Your instructions:
Give back the full listing, character for character, with no pictures.
==========
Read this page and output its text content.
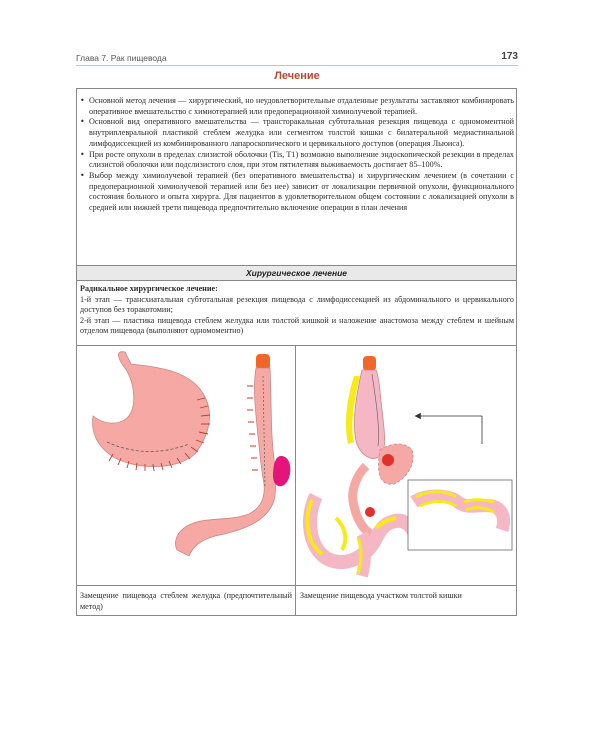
Глава 7. Рак пищевода	173
Лечение
• Основной метод лечения — хирургический, но неудовлетворительные отдаленные результаты заставляют комбинировать оперативное вмешательство с химиотерапией или предоперационной химиолучевой терапией.
• Основной вид оперативного вмешательства — трансторакальная субтотальная резекция пищевода с одномоментной внутриплевральной пластикой стеблем желудка или сегментом толстой кишки с билатеральной медиастинальной лимфодиссекцией из комбинированного лапароскопического и цервикального доступов (операция Льюиса).
• При росте опухоли в пределах слизистой оболочки (Tis, T1) возможно выполнение эндоскопической резекции в пределах слизистой оболочки или подслизистого слоя, при этом пятилетняя выживаемость достигает 85–100%.
• Выбор между химиолучевой терапией (без оперативного вмешательства) и хирургическим лечением (в сочетании с предоперационной химиолучевой терапией или без нее) зависит от локализации первичной опухоли, функционального состояния больного и опыта хирурга. Для пациентов в удовлетворительном общем состоянии с локализацией опухоли в средней или нижней трети пищевода предпочтительно включение операции в план лечения
Хирургическое лечение
Радикальное хирургическое лечение:
1-й этап — трансхиатальная субтотальная резекция пищевода с лимфодиссекцией из абдоминального и цервикального доступов без торакотомии;
2-й этап — пластика пищевода стеблем желудка или толстой кишкой и наложение анастомоза между стеблем и шейным отделом пищевода (выполняют одномоментно)
Замещение пищевода стеблем желудка (предпочтительный метод)
Замещение пищевода участком толстой кишки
==========
Task answer:
Read this page and output its text content.
Глава 7. Рак пищевода	173
Лечение
• Основной метод лечения — хирургический, но неудовлетворительные отдаленные результаты заставляют комбинировать оперативное вмешательство с химиотерапией или предоперационной химиолучевой терапией.
• Основной вид оперативного вмешательства — трансторакальная субтотальная резекция пищевода с одномоментной внутриплевральной пластикой стеблем желудка или сегментом толстой кишки с билатеральной медиастинальной лимфодиссекцией из комбинированного лапароскопического и цервикального доступов (операция Льюиса).
• При росте опухоли в пределах слизистой оболочки (Tis, T1) возможно выполнение эндоскопической резекции в пределах слизистой оболочки или подслизистого слоя, при этом пятилетняя выживаемость достигает 85–100%.
• Выбор между химиолучевой терапией (без оперативного вмешательства) и хирургическим лечением (в сочетании с предоперационной химиолучевой терапией или без нее) зависит от локализации первичной опухоли, функционального состояния больного и опыта хирурга. Для пациентов в удовлетворительном общем состоянии с локализацией опухоли в средней или нижней трети пищевода предпочтительно включение операции в план лечения
Хирургическое лечение
Радикальное хирургическое лечение:
1-й этап — трансхиатальная субтотальная резекция пищевода с лимфодиссекцией из абдоминального и цервикального доступов без торакотомии;
2-й этап — пластика пищевода стеблем желудка или толстой кишкой и наложение анастомоза между стеблем и шейным отделом пищевода (выполняют одномоментно)
Замещение пищевода стеблем желудка (предпочтительный метод)
Замещение пищевода участком толстой кишки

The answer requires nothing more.